> _Your goal_: Look for the string "image" and copy every line that has it.

> _Given records_:

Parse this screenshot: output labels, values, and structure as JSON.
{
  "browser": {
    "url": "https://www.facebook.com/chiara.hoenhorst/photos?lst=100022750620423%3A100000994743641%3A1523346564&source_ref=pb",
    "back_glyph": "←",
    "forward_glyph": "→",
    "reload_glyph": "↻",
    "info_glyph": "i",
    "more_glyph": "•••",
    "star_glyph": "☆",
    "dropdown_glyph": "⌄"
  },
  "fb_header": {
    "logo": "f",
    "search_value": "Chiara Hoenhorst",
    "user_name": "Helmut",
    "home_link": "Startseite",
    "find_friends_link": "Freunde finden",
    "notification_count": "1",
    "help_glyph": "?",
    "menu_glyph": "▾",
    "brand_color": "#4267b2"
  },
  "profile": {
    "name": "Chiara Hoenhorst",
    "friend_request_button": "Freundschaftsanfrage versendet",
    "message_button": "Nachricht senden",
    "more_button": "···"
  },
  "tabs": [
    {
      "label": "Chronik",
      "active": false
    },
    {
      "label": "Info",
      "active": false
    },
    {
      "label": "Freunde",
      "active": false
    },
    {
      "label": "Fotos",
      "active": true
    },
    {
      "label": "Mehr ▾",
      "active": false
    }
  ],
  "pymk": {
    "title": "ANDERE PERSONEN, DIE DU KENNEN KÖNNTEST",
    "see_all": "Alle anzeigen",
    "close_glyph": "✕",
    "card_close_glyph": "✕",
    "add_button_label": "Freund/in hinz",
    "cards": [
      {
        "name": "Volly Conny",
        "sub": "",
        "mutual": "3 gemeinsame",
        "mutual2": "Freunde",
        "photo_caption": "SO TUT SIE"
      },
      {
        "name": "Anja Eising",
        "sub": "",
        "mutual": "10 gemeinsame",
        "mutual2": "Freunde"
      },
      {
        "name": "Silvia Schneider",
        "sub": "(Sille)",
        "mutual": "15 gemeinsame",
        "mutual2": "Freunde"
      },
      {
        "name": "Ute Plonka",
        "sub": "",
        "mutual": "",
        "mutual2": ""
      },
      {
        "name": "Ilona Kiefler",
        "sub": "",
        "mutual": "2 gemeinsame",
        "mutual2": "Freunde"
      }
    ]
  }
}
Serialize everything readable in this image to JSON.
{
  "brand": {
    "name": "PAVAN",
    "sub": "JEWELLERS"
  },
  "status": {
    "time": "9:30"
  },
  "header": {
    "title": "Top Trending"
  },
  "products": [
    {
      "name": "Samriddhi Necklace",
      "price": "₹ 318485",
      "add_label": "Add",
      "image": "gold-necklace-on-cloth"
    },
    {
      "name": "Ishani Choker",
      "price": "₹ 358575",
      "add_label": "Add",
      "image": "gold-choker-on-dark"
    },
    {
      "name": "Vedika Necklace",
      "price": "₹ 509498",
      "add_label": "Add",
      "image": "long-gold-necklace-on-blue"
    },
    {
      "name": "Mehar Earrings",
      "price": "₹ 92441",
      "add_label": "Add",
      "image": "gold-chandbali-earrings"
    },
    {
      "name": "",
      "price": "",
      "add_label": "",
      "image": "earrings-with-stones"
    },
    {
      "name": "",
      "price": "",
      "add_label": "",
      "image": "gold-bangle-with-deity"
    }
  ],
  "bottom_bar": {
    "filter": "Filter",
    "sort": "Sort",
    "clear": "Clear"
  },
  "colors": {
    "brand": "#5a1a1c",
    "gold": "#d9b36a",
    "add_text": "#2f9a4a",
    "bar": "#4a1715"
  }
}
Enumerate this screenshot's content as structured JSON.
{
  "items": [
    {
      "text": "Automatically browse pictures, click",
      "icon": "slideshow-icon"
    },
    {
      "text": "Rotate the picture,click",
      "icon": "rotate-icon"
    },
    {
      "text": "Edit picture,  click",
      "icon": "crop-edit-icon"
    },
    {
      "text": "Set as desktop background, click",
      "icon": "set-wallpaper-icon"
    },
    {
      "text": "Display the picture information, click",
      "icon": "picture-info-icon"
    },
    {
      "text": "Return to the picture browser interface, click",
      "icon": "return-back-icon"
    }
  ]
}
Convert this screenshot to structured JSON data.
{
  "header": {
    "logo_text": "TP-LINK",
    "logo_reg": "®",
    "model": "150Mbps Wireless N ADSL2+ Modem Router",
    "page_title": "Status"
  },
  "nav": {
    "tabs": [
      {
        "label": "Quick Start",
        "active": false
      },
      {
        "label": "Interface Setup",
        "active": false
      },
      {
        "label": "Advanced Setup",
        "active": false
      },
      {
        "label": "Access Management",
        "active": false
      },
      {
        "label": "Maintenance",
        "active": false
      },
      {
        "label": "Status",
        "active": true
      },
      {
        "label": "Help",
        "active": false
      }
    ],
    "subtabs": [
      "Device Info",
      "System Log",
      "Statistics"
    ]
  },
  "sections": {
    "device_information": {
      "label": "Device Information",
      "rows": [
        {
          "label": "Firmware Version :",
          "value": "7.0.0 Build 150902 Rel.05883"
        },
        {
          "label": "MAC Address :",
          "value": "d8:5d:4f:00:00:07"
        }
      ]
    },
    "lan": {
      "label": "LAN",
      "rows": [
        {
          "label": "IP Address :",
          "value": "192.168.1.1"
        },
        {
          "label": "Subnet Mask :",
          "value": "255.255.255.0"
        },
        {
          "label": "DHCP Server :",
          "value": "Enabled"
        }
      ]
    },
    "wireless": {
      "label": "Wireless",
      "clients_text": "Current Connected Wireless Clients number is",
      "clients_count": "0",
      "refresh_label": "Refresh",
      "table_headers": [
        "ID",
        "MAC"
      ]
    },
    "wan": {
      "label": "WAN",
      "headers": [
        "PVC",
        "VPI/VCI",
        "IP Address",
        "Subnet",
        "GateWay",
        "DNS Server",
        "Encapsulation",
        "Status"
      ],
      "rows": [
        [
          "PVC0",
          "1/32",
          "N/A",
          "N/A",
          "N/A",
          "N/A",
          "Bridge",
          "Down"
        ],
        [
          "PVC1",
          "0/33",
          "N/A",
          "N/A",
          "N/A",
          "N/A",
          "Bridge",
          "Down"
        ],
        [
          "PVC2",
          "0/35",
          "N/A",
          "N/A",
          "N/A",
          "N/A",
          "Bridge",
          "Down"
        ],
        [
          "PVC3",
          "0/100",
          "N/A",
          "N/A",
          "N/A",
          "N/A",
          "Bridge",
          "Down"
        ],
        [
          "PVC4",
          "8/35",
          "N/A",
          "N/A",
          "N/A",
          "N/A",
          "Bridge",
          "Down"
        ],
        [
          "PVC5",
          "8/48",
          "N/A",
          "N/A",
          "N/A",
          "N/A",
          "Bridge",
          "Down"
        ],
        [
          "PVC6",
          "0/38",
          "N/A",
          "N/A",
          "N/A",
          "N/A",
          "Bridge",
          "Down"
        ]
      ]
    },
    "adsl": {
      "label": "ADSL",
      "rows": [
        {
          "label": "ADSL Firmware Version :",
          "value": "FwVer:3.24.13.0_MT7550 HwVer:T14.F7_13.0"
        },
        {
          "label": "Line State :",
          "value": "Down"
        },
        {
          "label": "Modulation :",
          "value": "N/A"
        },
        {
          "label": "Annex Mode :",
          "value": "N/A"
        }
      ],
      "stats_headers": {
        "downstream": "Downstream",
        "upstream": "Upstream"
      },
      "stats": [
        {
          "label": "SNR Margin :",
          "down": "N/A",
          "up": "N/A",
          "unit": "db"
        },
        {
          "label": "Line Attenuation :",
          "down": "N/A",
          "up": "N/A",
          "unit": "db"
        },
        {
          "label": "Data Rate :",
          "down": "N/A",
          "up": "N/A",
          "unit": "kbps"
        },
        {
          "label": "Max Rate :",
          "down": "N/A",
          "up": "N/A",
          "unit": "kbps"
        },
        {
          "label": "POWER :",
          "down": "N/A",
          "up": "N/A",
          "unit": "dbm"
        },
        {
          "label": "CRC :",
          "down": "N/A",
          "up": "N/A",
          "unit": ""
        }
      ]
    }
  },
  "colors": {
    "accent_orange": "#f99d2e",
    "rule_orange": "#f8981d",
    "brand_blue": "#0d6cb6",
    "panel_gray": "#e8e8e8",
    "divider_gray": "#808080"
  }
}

> _Final answer_:
Serialize everything readable in this image to JSON.
      "image": "gold-necklace-on-cloth"
      "image": "gold-choker-on-dark"
      "image": "long-gold-necklace-on-blue"
      "image": "gold-chandbali-earrings"
      "image": "earrings-with-stones"
      "image": "gold-bangle-with-deity"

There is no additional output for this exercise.